▸ **Exercise task**:
How many of the lines here include "text"? Answer with a single number.

▸ **Information given**:
==================================================

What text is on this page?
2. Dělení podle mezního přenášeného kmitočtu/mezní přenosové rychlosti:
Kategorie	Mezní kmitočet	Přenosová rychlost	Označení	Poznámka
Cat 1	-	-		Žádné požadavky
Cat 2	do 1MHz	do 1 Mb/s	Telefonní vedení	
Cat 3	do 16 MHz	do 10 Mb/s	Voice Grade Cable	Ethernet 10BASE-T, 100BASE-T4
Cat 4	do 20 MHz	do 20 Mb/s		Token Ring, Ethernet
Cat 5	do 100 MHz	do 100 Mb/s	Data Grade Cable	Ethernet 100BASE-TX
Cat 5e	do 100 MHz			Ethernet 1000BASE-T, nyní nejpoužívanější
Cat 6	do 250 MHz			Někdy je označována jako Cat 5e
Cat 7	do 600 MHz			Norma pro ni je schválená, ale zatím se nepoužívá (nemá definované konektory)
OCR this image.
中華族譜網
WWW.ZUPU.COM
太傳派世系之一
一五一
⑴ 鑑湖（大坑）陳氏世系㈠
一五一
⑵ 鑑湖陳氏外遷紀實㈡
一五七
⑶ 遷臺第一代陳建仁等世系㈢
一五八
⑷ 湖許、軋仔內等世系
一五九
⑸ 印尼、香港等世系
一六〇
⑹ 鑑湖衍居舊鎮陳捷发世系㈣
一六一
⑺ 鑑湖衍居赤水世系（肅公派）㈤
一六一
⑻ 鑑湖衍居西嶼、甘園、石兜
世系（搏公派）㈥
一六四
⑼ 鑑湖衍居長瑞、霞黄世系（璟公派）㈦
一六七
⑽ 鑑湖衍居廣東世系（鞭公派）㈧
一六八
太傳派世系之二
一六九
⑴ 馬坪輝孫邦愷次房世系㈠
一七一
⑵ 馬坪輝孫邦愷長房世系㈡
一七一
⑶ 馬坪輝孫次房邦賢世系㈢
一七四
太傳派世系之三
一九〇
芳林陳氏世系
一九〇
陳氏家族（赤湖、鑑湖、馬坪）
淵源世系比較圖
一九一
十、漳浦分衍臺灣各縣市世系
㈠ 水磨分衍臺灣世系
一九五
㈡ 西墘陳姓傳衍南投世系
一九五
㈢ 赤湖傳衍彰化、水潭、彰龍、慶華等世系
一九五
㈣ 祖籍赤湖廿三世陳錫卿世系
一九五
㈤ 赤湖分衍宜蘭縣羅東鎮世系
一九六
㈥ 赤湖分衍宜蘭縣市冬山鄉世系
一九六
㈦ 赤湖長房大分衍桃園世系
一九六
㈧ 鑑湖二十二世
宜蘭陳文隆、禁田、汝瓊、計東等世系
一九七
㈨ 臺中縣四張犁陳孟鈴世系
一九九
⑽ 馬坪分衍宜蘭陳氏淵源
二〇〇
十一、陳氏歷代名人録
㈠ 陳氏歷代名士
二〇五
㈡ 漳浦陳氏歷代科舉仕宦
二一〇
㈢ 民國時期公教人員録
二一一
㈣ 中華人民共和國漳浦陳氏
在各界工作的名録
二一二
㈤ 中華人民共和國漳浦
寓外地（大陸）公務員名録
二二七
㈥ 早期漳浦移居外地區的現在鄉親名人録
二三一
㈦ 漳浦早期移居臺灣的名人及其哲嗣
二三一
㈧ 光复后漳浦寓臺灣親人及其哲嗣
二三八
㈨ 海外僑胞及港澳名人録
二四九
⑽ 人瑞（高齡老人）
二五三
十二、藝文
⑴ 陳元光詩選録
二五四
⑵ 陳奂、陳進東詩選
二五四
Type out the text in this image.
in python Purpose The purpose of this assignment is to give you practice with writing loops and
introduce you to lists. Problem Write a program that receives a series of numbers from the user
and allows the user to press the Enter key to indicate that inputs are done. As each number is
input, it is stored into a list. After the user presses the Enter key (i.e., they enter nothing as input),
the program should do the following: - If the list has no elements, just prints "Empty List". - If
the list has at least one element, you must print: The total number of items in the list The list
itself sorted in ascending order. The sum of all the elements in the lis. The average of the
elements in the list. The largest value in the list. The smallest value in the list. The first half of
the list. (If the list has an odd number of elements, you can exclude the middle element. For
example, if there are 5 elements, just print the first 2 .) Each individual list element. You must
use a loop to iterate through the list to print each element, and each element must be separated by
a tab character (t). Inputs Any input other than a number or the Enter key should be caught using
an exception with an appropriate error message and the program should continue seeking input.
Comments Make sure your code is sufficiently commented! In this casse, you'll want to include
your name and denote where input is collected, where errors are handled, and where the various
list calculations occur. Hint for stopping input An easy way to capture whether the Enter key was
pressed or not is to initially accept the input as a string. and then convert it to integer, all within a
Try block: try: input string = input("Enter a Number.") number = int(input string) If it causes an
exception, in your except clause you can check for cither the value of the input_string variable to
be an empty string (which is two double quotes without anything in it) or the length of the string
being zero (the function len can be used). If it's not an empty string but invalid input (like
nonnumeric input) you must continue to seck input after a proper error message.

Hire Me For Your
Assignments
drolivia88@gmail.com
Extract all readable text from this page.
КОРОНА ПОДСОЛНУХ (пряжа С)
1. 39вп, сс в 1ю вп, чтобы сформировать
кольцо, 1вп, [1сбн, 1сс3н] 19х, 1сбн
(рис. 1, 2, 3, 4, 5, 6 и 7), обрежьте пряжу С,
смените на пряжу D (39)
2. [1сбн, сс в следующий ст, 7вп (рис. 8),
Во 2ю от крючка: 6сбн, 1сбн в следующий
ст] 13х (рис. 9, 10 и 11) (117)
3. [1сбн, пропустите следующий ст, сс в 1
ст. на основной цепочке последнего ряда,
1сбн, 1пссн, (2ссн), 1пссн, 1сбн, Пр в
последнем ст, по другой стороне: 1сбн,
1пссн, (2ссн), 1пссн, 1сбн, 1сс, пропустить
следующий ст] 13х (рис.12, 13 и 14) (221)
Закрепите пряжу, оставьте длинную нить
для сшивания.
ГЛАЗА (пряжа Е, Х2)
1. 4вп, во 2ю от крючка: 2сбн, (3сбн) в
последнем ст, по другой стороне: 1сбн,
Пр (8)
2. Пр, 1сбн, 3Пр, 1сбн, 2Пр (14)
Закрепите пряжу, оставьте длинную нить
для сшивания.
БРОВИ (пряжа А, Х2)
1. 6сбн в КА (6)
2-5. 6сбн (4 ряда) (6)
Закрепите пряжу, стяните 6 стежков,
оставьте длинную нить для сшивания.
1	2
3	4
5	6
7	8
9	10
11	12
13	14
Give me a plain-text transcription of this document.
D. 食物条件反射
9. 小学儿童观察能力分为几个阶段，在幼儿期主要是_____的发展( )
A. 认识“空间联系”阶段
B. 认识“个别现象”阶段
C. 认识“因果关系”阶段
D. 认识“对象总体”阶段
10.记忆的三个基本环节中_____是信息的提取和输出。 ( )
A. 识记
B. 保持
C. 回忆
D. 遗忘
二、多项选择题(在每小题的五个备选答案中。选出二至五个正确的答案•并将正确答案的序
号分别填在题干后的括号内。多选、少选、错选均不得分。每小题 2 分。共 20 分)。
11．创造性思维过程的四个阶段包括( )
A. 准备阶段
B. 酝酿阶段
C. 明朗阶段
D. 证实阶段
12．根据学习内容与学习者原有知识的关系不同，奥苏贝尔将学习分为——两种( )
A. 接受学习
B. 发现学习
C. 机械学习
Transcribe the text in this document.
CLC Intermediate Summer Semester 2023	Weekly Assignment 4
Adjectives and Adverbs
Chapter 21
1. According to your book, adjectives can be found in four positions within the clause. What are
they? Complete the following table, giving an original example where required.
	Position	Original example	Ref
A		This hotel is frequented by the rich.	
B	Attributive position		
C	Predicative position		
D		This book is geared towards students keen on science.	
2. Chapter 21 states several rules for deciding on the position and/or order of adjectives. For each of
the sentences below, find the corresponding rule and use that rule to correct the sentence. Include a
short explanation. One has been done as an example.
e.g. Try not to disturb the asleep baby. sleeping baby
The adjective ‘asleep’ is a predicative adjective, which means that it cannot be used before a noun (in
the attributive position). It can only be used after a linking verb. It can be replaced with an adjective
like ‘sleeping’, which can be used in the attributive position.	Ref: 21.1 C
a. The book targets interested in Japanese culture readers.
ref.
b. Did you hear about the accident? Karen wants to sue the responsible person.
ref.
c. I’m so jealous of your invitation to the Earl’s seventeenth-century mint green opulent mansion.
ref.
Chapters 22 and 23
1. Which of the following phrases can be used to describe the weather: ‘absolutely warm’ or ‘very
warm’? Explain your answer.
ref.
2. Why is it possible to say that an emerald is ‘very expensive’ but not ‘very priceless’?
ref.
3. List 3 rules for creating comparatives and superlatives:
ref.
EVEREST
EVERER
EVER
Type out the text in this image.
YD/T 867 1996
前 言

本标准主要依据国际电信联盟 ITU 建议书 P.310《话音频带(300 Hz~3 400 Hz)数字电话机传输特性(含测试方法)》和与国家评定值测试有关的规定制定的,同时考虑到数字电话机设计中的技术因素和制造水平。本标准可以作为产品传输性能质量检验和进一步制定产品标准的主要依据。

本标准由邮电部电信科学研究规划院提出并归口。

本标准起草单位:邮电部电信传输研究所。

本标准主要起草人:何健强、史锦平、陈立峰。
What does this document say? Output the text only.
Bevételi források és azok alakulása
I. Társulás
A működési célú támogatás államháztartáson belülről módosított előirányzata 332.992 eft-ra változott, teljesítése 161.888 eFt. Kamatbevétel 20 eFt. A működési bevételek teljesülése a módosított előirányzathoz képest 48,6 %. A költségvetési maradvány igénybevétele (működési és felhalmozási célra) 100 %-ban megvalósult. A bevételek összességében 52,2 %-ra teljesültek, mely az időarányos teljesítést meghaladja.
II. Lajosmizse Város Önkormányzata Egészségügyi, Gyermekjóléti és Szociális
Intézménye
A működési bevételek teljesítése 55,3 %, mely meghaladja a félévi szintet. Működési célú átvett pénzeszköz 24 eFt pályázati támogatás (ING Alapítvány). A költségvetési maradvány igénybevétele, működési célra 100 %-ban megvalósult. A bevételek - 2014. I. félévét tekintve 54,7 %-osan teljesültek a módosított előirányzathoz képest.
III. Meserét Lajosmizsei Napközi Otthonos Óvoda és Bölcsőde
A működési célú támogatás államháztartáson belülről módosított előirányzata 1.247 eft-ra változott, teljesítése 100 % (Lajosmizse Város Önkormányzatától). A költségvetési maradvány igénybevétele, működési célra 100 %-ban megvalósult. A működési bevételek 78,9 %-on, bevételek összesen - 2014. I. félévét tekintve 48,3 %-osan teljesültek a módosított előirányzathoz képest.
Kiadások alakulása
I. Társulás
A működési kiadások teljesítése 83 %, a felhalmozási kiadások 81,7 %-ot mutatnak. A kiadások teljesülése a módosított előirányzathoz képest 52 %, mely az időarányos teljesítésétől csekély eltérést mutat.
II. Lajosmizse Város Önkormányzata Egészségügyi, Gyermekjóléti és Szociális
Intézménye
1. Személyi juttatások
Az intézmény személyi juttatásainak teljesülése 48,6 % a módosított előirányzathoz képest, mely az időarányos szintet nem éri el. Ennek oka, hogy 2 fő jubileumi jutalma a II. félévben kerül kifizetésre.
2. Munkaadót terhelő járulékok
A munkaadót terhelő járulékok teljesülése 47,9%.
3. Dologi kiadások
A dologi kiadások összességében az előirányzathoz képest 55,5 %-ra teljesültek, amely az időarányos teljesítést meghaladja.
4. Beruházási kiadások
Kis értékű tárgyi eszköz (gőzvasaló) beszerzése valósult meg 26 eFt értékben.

==================================================

▸ **Exercise result**:
7